Dataset entries:
-.-.-
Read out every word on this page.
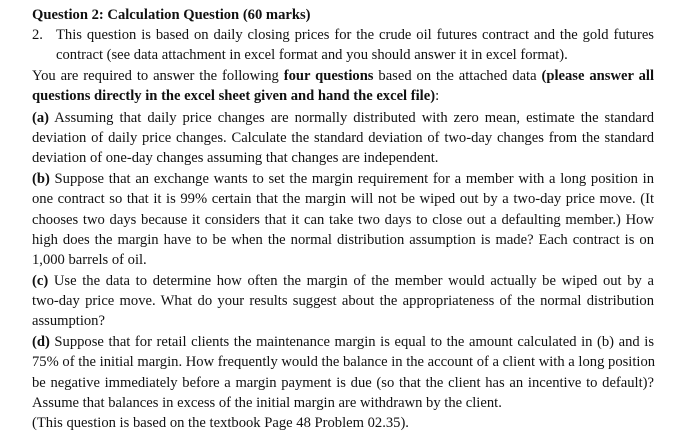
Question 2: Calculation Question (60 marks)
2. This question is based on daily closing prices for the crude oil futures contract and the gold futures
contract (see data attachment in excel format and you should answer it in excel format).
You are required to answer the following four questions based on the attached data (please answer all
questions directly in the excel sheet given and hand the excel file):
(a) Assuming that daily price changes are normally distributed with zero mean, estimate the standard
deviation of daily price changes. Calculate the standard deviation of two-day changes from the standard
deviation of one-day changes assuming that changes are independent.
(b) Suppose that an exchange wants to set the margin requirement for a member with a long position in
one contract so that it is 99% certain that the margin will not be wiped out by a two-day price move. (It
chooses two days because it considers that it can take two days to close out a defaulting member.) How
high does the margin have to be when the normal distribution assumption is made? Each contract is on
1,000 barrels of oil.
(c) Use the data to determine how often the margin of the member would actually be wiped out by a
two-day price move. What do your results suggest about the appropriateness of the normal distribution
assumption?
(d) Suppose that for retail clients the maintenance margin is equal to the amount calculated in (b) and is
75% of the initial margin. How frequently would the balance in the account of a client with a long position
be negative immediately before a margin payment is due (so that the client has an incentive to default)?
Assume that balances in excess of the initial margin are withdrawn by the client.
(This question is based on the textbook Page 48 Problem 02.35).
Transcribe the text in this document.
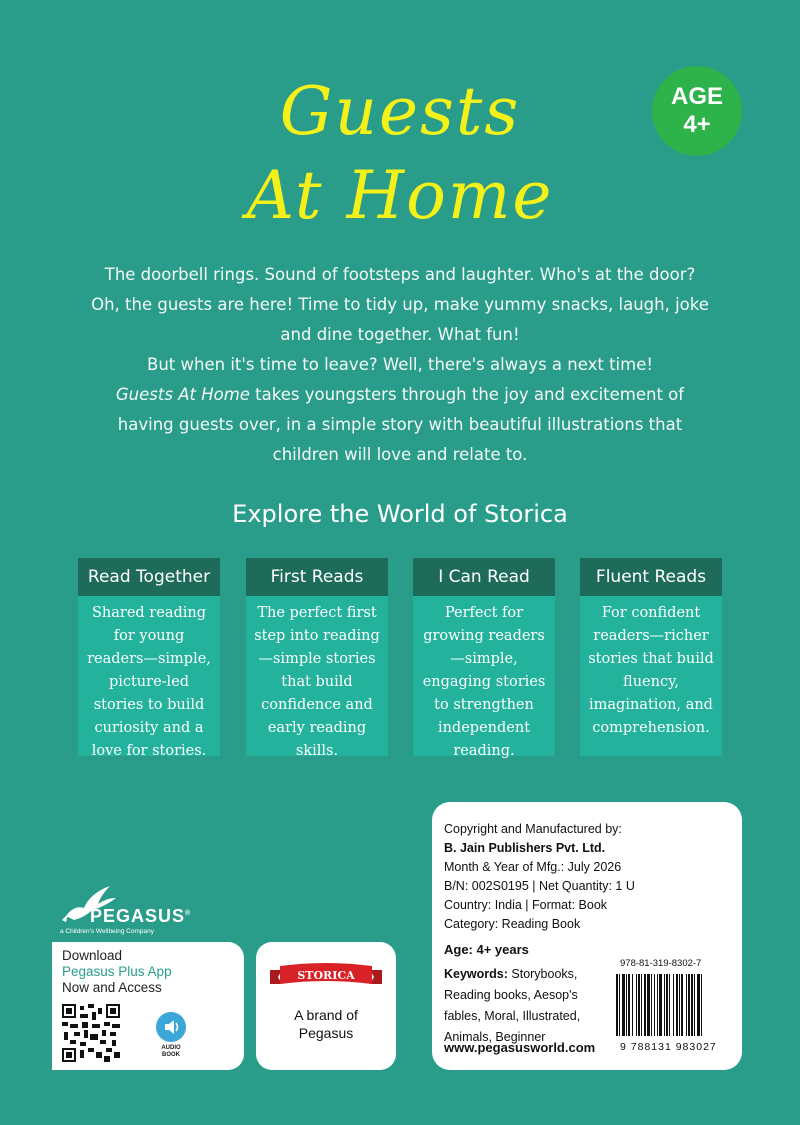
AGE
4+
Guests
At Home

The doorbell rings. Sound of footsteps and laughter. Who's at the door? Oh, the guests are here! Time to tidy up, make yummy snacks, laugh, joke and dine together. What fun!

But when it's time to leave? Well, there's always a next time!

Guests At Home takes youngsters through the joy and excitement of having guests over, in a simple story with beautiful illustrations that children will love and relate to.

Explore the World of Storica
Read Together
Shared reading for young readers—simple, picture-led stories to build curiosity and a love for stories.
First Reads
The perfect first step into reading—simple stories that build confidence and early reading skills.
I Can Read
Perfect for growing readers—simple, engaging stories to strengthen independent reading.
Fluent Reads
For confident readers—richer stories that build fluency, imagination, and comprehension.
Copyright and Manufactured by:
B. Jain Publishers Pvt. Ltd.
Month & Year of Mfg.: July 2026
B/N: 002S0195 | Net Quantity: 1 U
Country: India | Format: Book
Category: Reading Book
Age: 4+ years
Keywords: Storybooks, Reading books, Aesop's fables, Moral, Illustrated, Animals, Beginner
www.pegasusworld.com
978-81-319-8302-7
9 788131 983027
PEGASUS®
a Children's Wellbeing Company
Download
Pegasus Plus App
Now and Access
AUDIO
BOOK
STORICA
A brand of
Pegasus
-.-.-
**Problem to solve:**
Isolate each line of the listing above that includes "Home". Copy it.

**Exercise response:**
At Home
Guests At Home takes youngsters through the joy and excitement of having guests over, in a simple story with beautiful illustrations that children will love and relate to.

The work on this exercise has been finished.